Skip to main content

A Python library for normalizing Vietnamese text for TTS and NLP applications

Project description

Vietnamese Text Normalizer

PyPI version Python 3.8+

A Python library for normalizing Vietnamese text, designed for Text-to-Speech (TTS) and Natural Language Processing (NLP) applications.

Features

  • Number Conversion: Converts numbers to Vietnamese words (e.g., 123một trăm hai mươi ba)
  • Date & Time Normalization: Converts dates and times to Vietnamese words
  • Currency Conversion: Handles VND and USD amounts
  • Percentage Conversion: Converts percentages to Vietnamese words
  • Acronym Expansion: Expands acronyms using dictionary mappings
  • Non-Vietnamese Word Transliteration: Transliterates foreign words to Vietnamese pronunciation
  • Text Cleaning: Removes emojis, special characters, and normalizes Unicode
  • High Performance: Pre-compiled regex patterns for fast processing

Installation

pip install -e .

Or install from PyPI:

pip install vietnormalizer

Or install from source:

git clone https://github.com/nghimestudio/vietnormalizer.git
cd vietnormalizer
pip install -e .
pip install vietnormalizer

Quick Start

from vietnormalizer import VietnameseNormalizer

# Initialize the normalizer
normalizer = VietnameseNormalizer()

# Normalize text
text = "Hôm nay là 25/12/2023, lúc 14:30"
normalized = normalizer.normalize(text)
print(normalized)
# Output: "Hôm nay là ngày hai mươi lăm tháng mười hai năm hai nghìn không trăm hai mươi ba, lúc mười bốn giờ ba mươi"

Usage Examples

Basic Normalization

from vietnormalizer import VietnameseNormalizer

normalizer = VietnameseNormalizer()

# Numbers
normalizer.normalize("Tôi có 123 quyển sách")
# "Tôi có một trăm hai mươi ba quyển sách"

# Dates
normalizer.normalize("Sinh nhật vào 15/08/1990")
# "Sinh nhật vào mười lăm tháng tám năm một nghìn chín trăm chín mươi"

# Times
normalizer.normalize("Cuộc họp lúc 9:30")
# "Cuộc họp lúc chín giờ ba mươi"

# Currency
normalizer.normalize("Giá là 1.500.000 đồng")
# "Giá là một triệu năm trăm nghìn đồng"

# Percentages
normalizer.normalize("Tăng 25% so với năm ngoái")
# "Tăng hai mươi lăm phần trăm so với năm ngoái"

Custom Dictionary Paths

from vietnormalizer import VietnameseNormalizer

# Use custom CSV files
normalizer = VietnameseNormalizer(
    acronyms_path="path/to/custom/acronyms.csv",
    non_vietnamese_words_path="path/to/custom/words.csv"
)

Disable Preprocessing

# Only apply dictionary replacements, skip number/date conversion
normalized = normalizer.normalize(text, enable_preprocessing=False)

Reload Dictionaries

# Reload dictionaries without recreating the normalizer
normalizer.reload_dictionaries(
    acronyms_path="path/to/updated/acronyms.csv"
)

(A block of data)

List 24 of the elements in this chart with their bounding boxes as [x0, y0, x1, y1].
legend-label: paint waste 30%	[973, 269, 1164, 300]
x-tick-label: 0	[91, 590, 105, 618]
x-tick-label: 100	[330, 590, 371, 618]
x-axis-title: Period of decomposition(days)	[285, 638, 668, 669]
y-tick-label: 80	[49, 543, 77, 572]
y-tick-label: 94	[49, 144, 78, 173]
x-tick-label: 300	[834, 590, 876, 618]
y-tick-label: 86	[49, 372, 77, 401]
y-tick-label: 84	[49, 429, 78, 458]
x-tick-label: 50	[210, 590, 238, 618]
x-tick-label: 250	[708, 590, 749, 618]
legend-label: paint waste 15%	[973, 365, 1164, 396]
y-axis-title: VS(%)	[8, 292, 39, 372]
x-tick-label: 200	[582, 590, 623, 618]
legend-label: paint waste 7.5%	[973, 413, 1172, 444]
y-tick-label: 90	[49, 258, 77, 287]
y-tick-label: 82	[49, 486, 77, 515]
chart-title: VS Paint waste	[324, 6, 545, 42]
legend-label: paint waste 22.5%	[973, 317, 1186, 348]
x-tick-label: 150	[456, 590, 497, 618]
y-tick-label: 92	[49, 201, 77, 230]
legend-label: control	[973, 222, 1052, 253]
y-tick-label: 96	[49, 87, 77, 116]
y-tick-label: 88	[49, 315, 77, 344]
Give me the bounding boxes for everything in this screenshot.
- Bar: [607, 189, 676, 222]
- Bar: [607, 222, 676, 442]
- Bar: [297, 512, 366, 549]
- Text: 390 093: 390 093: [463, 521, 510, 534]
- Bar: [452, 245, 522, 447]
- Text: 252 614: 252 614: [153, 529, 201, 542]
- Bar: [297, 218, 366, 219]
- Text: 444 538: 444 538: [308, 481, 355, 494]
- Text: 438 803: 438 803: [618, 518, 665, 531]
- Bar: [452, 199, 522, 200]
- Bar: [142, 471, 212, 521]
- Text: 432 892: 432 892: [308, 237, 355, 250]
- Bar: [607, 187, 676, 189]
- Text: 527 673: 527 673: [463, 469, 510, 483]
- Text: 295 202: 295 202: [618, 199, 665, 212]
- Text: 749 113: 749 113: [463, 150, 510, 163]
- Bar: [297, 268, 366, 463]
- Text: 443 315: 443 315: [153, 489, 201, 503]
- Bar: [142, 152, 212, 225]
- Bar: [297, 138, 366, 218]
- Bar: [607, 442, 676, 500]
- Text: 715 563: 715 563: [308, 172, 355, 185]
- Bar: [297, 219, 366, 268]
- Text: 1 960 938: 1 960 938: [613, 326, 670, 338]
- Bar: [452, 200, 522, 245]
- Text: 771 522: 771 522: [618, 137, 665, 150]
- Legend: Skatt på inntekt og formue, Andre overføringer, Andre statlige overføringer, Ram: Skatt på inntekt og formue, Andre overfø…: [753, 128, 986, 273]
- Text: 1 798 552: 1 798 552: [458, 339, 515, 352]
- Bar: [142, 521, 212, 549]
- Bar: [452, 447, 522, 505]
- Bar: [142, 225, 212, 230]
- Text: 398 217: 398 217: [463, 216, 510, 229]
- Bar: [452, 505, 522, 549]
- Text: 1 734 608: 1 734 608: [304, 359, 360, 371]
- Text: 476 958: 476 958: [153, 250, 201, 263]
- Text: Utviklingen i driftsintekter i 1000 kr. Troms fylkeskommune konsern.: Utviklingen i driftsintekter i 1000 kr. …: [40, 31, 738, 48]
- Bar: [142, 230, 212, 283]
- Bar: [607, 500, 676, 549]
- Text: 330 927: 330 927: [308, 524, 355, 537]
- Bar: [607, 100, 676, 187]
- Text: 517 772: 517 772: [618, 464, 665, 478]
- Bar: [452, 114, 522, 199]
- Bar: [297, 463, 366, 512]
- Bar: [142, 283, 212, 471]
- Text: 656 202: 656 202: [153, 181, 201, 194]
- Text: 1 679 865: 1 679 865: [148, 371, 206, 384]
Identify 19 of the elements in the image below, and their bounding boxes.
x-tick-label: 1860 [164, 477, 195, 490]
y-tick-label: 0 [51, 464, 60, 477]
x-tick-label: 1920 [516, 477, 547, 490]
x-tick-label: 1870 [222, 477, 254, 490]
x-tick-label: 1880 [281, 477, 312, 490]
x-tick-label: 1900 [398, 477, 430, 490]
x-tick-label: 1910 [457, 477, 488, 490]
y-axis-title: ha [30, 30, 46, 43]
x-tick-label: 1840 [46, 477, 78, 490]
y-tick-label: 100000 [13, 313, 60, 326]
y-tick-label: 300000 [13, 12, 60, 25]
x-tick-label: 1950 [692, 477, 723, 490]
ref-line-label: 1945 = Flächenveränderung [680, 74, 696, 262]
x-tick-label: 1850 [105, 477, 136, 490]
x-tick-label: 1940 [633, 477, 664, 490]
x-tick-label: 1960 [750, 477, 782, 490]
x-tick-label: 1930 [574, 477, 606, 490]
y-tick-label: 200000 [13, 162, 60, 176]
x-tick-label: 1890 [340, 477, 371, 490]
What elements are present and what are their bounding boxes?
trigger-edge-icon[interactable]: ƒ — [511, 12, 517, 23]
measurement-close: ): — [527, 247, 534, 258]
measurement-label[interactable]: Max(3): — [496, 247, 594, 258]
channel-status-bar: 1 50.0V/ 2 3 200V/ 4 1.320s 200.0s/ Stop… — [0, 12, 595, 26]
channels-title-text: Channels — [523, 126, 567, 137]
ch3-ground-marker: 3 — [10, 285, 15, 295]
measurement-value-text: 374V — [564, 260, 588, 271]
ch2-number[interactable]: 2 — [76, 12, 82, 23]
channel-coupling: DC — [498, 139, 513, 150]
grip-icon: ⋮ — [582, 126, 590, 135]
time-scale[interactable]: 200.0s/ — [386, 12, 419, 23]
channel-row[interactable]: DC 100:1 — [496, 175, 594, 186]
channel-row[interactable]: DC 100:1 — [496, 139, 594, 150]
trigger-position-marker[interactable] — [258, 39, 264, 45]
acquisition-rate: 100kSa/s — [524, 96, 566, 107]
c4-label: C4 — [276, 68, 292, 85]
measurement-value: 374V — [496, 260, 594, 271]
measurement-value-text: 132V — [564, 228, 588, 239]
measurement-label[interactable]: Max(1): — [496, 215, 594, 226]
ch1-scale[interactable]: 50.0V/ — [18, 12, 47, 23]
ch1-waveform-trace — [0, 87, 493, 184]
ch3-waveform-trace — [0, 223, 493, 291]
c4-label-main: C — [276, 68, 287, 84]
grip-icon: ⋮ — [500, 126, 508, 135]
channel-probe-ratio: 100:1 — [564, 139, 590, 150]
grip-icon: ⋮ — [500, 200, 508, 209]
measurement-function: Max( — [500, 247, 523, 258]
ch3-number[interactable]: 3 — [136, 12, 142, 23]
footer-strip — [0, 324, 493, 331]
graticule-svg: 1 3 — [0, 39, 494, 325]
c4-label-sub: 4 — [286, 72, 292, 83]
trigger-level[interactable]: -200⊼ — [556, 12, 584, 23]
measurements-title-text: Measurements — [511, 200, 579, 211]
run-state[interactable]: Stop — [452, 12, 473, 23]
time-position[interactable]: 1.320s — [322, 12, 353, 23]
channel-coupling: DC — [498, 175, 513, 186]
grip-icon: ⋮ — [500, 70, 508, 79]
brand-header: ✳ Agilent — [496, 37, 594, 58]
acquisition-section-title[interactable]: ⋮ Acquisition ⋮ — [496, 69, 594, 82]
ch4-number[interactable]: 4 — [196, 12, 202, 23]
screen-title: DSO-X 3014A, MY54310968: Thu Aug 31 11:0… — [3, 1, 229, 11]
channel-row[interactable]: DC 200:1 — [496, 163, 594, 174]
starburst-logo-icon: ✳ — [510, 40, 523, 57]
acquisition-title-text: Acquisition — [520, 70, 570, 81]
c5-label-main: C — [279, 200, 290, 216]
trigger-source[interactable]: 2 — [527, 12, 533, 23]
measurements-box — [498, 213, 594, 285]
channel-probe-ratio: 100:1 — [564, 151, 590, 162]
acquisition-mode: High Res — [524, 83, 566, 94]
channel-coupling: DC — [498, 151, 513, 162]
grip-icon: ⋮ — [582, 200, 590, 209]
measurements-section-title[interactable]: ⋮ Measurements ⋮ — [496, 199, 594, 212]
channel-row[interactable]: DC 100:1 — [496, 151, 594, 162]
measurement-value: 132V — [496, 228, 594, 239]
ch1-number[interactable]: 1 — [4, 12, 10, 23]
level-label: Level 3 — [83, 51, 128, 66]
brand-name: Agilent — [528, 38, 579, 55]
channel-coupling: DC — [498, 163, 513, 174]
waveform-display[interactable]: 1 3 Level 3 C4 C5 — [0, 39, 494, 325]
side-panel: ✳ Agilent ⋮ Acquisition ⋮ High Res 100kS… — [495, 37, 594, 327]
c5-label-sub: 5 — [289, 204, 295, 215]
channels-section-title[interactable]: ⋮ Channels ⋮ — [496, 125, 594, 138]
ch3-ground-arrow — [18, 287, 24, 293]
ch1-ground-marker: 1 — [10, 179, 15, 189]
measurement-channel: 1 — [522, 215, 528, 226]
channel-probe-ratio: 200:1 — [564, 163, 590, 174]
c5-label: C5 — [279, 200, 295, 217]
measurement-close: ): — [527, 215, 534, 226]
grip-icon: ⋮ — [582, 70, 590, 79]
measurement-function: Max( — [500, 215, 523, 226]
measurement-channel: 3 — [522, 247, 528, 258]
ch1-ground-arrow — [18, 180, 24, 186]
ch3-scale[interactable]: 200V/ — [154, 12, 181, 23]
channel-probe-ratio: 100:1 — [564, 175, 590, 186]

• _TASKS TO PERFORM_:
- 1) On the vietnormalizer page, what gives the library its high performance?
- 2) Name every feature listed under "Features" on the vietnormalizer page.
- 3) Write out the passage of the vietnormalizer page between "Skip to main" and "Processing (NLP) applications.", inclusive.

• _OUTPUTS BY TASK_:
- 1) Pre-compiled regex patterns for fast processing.

- 2) Number Conversion, Date & Time Normalization, Currency Conversion, Percentage Conversion, Acronym Expansion, Non-Vietnamese Word Transliteration, Text Cleaning, High Performance

- 3)
Skip to main content

A Python library for normalizing Vietnamese text for TTS and NLP applications

Project description

Vietnamese Text Normalizer

PyPI version Python 3.8+

A Python library for normalizing Vietnamese text, designed for Text-to-Speech (TTS) and Natural Language Processing (NLP) applications.